_Problem description_: Copy all lines of the listing that include the string "content".

_Exercise inputs_:
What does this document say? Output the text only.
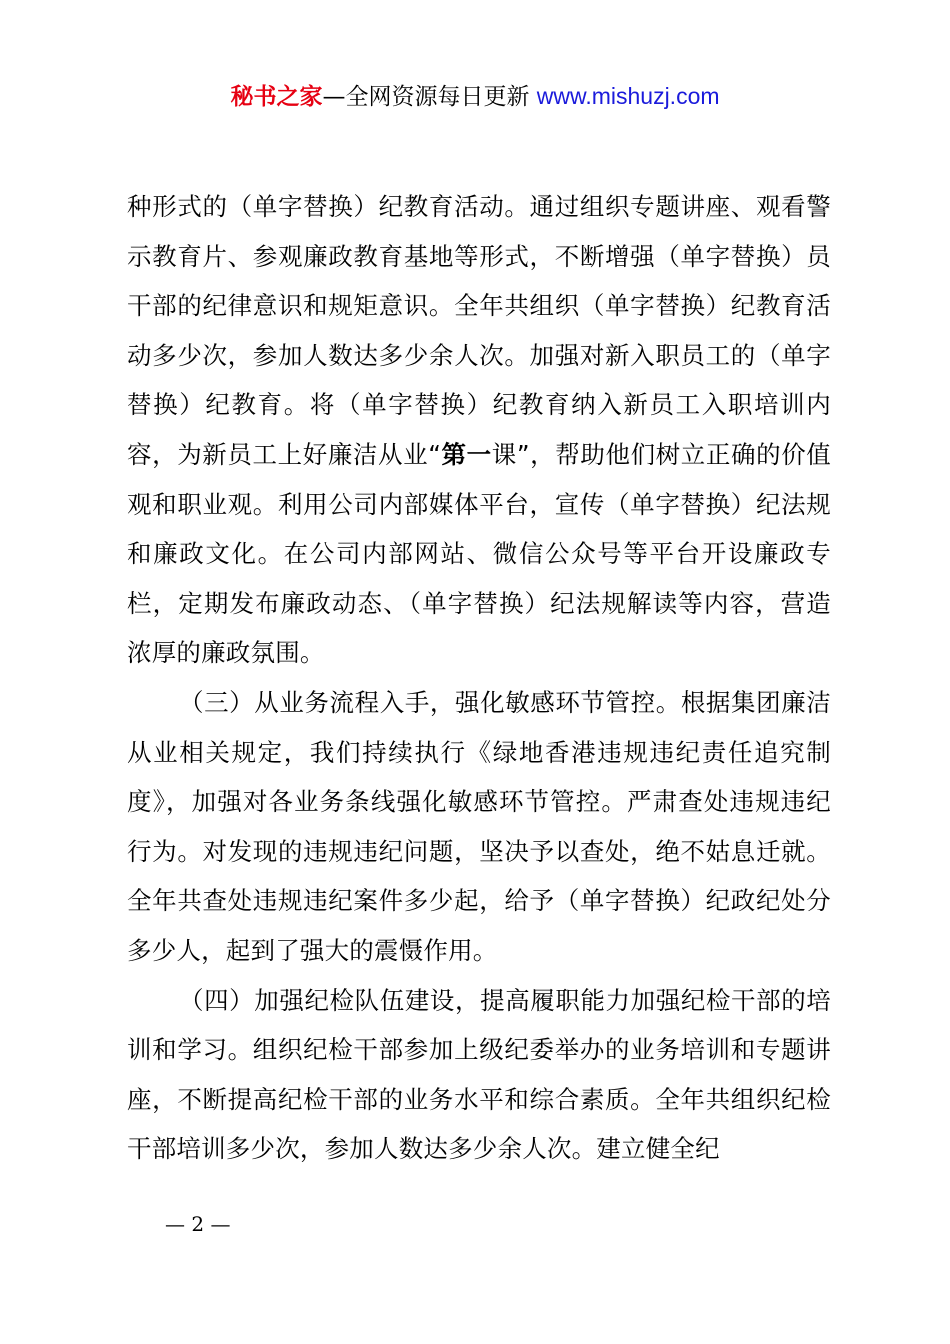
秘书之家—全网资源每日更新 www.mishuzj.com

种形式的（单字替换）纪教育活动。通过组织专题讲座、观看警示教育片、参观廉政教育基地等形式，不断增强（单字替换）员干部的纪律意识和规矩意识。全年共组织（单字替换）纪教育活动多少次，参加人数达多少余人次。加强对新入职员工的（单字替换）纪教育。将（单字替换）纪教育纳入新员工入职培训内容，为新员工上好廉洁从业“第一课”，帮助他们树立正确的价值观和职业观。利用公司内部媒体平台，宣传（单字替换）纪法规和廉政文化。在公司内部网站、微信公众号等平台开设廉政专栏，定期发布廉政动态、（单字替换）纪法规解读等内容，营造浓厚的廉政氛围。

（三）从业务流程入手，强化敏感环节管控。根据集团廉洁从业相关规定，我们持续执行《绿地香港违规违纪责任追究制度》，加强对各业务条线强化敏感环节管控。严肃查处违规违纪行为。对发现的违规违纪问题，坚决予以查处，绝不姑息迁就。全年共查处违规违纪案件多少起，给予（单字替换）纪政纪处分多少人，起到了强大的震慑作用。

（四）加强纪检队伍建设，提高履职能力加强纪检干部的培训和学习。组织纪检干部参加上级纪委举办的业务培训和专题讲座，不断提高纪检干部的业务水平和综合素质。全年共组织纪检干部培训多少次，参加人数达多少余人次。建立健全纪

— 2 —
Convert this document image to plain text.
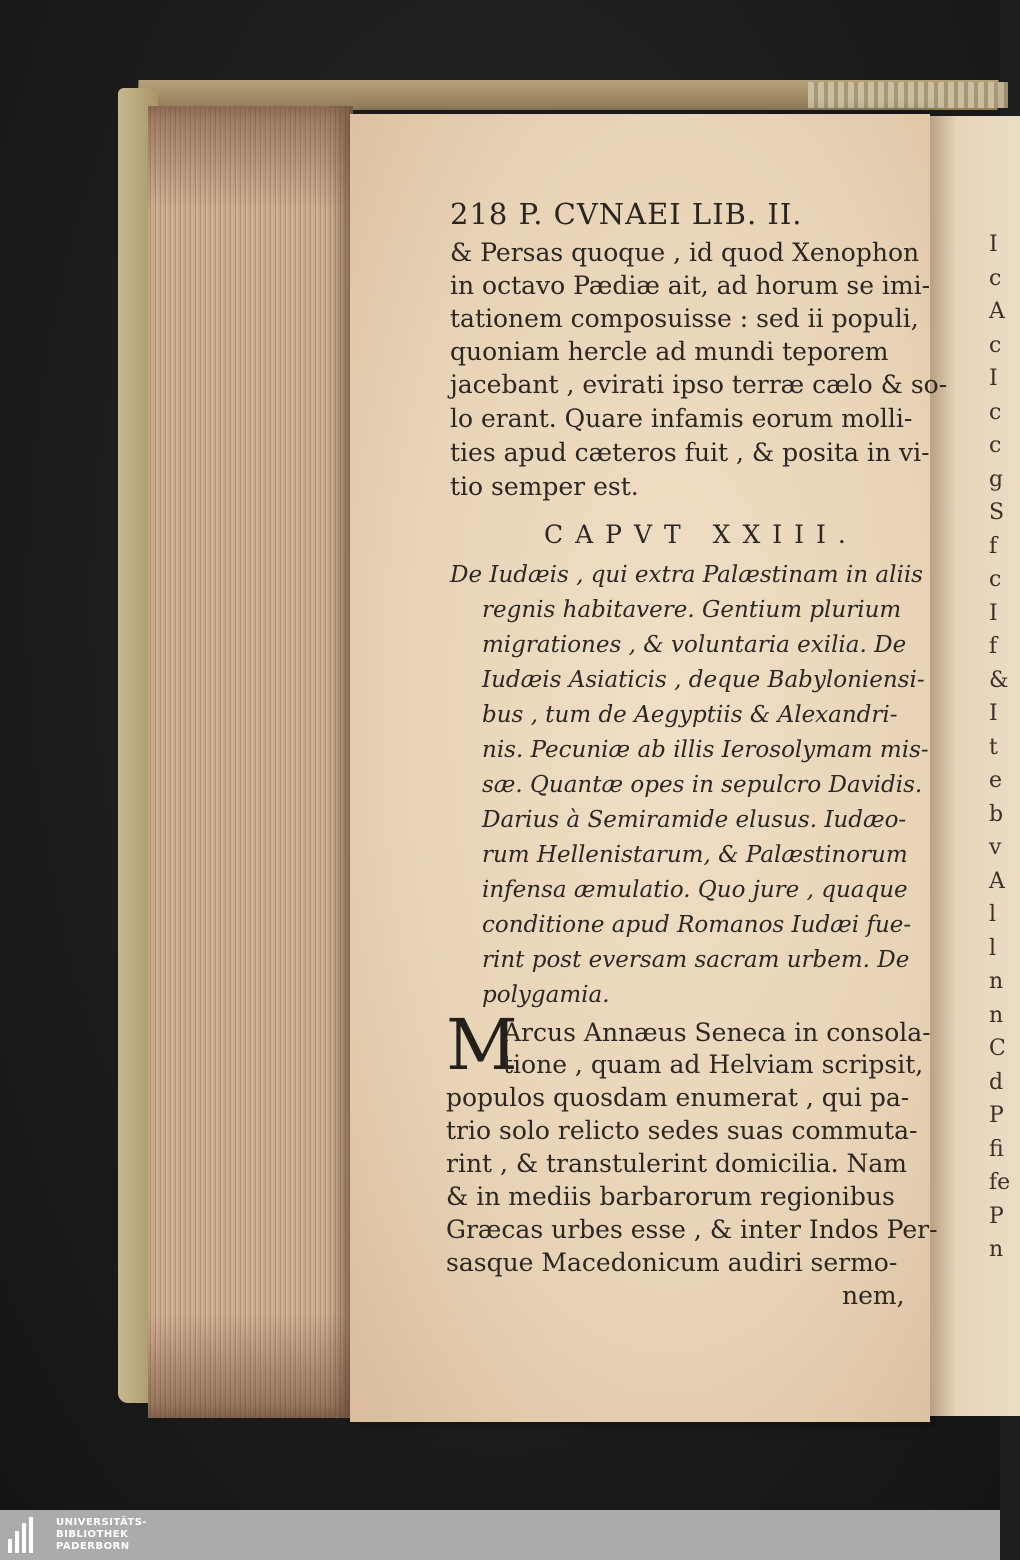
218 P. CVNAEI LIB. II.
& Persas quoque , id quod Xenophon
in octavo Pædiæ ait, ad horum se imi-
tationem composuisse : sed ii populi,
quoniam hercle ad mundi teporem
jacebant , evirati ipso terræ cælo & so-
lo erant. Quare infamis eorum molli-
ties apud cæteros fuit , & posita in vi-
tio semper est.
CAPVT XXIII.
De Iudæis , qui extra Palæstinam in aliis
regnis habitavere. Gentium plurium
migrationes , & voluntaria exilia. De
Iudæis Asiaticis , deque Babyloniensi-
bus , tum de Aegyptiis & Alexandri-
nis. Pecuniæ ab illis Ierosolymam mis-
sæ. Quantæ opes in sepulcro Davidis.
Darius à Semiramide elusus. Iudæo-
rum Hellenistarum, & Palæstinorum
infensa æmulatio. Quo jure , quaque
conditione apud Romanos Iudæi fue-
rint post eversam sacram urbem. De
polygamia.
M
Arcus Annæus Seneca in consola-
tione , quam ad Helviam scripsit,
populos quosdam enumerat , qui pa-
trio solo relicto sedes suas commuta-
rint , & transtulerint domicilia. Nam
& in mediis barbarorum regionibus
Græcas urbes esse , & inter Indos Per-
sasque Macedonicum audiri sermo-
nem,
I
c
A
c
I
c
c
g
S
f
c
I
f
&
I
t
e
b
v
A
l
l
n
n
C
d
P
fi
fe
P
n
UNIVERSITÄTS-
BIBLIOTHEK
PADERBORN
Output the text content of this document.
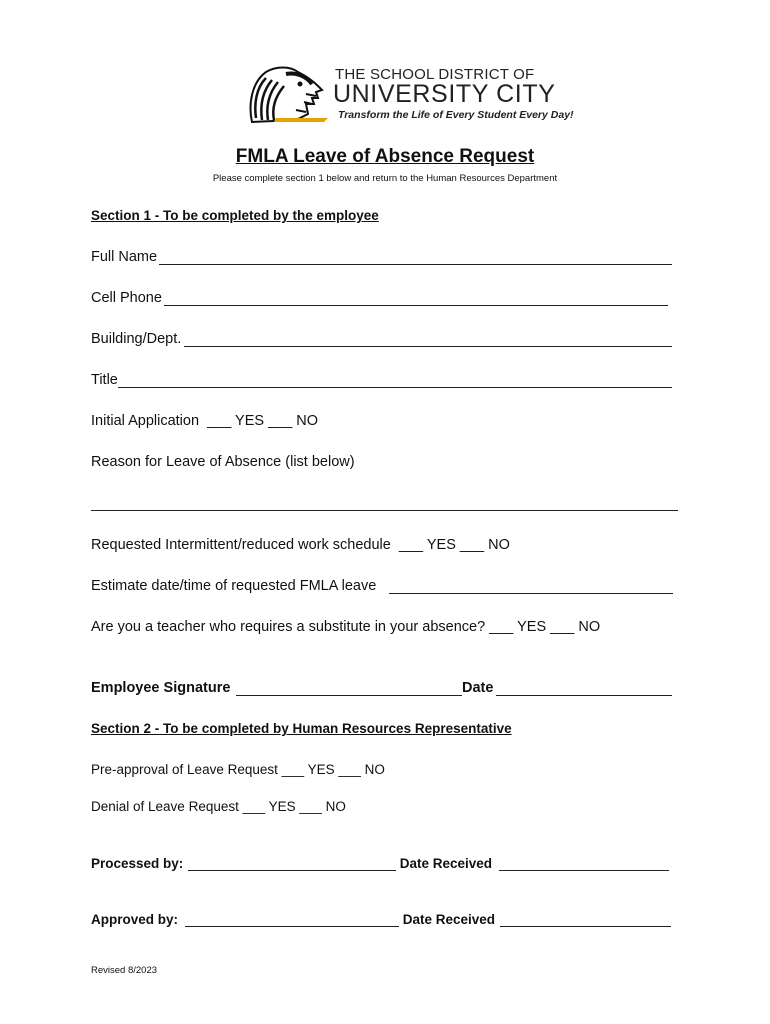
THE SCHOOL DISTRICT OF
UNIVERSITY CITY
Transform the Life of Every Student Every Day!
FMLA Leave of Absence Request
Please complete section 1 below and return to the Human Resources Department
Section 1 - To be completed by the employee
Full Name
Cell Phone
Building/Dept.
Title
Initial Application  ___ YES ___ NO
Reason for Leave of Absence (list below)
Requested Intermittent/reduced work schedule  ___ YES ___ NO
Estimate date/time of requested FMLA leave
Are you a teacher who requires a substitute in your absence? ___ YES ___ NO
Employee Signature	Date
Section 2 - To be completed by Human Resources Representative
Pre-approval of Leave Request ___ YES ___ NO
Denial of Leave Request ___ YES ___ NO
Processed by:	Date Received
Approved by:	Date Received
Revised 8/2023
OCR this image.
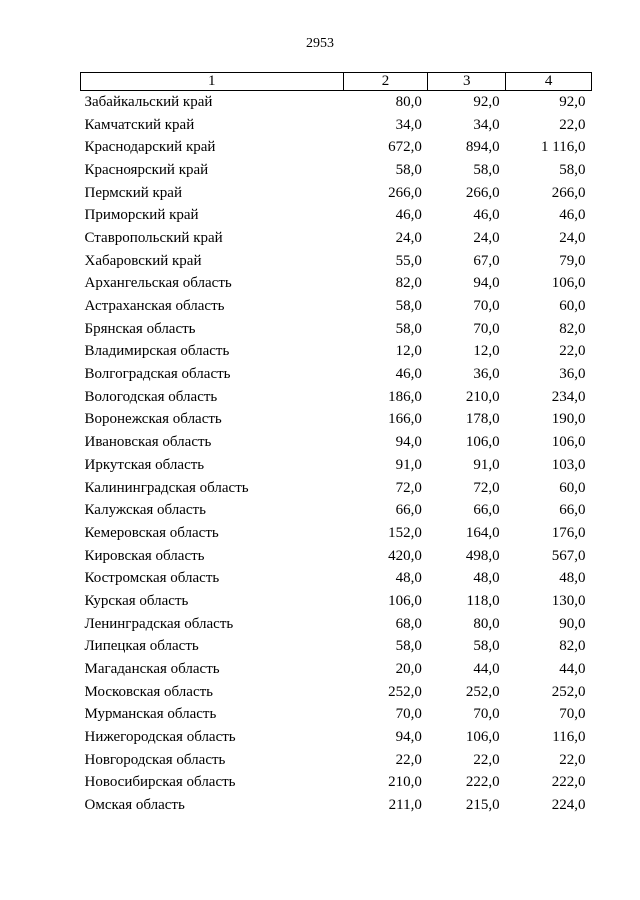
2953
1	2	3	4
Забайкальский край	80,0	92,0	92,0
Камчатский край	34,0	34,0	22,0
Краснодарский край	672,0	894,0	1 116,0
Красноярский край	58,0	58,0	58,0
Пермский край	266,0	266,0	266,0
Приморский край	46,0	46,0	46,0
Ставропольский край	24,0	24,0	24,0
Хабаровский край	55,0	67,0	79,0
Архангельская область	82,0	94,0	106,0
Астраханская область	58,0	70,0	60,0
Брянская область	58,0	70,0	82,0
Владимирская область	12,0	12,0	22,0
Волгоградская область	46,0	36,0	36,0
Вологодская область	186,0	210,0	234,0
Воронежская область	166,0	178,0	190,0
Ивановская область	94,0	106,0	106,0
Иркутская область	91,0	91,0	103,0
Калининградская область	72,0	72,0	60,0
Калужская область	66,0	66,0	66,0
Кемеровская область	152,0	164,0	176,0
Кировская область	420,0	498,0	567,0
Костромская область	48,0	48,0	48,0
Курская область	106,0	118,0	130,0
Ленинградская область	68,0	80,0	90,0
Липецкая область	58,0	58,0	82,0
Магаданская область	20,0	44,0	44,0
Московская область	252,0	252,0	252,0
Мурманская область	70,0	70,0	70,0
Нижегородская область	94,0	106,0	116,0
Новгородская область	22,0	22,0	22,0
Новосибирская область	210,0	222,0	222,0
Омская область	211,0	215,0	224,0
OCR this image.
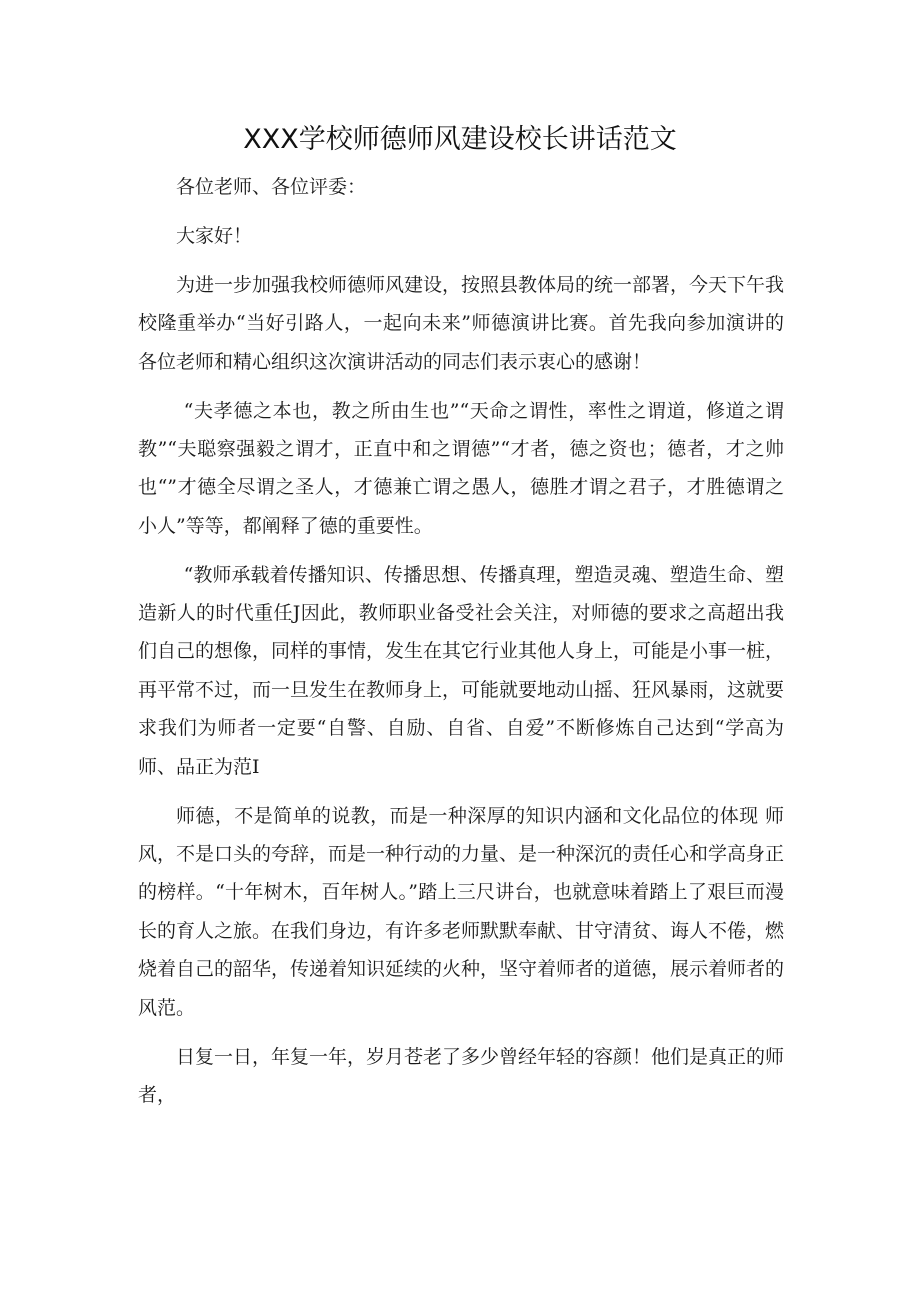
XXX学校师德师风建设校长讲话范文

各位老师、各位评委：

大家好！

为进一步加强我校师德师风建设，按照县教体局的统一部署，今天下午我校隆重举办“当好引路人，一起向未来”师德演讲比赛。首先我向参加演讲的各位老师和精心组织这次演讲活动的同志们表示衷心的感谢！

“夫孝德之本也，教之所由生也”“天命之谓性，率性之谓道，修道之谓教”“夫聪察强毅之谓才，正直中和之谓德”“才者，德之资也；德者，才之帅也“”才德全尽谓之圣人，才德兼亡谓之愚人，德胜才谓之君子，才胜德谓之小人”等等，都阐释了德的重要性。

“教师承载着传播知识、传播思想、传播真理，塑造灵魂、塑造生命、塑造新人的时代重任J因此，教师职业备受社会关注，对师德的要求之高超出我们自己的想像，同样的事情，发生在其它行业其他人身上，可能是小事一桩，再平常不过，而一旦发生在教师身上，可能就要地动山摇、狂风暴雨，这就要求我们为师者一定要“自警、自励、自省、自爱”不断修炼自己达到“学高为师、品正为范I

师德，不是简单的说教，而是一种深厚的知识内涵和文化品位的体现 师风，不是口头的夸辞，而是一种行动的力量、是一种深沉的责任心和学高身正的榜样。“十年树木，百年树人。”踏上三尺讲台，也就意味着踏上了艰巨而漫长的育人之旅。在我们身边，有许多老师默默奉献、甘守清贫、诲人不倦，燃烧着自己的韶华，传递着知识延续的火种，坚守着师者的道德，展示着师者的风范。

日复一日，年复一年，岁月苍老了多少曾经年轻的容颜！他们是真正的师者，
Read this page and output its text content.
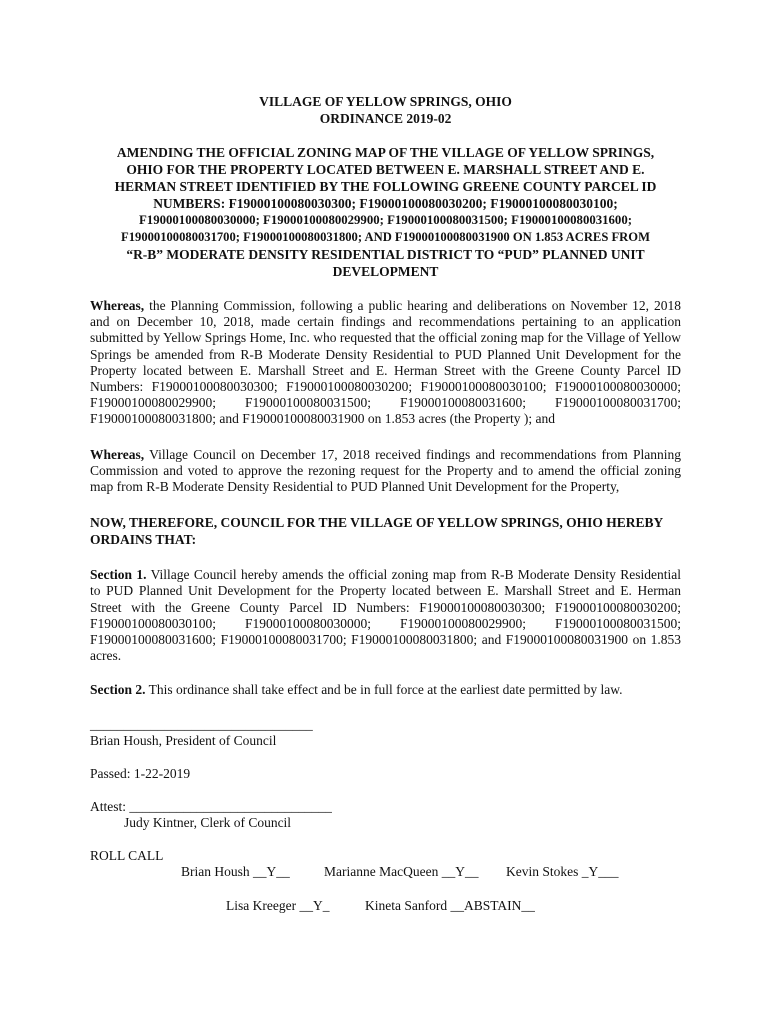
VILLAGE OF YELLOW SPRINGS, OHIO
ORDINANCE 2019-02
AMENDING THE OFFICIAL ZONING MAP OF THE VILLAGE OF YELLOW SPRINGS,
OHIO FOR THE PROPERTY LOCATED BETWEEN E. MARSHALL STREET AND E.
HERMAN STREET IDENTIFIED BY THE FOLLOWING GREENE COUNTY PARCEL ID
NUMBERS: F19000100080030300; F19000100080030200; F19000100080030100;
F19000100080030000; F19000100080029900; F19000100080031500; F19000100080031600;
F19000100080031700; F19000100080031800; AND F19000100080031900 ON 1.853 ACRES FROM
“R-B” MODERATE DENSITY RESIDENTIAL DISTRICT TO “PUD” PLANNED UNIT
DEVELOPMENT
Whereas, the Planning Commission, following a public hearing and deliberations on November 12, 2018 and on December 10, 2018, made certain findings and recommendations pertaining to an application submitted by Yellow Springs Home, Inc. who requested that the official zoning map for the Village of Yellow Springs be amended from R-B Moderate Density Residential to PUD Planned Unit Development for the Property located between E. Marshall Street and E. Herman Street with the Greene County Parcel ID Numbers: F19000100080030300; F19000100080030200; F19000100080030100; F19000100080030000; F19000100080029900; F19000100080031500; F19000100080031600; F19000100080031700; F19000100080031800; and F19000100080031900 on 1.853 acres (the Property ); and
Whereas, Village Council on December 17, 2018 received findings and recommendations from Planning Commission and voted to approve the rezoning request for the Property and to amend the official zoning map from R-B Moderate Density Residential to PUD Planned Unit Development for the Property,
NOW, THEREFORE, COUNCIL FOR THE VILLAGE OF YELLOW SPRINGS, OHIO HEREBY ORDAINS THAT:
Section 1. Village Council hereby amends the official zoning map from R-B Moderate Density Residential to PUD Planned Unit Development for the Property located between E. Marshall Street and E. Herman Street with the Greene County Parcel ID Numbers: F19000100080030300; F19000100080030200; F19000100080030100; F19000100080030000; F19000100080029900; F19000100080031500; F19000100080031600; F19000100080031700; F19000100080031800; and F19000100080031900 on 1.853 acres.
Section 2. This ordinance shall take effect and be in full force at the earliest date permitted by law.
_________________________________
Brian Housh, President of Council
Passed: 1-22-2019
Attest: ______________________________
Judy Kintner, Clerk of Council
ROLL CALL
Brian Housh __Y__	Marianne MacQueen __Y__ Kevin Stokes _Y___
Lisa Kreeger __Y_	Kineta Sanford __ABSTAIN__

_Output of the task_:
Output the text content of this document.
Read this page and output its text content.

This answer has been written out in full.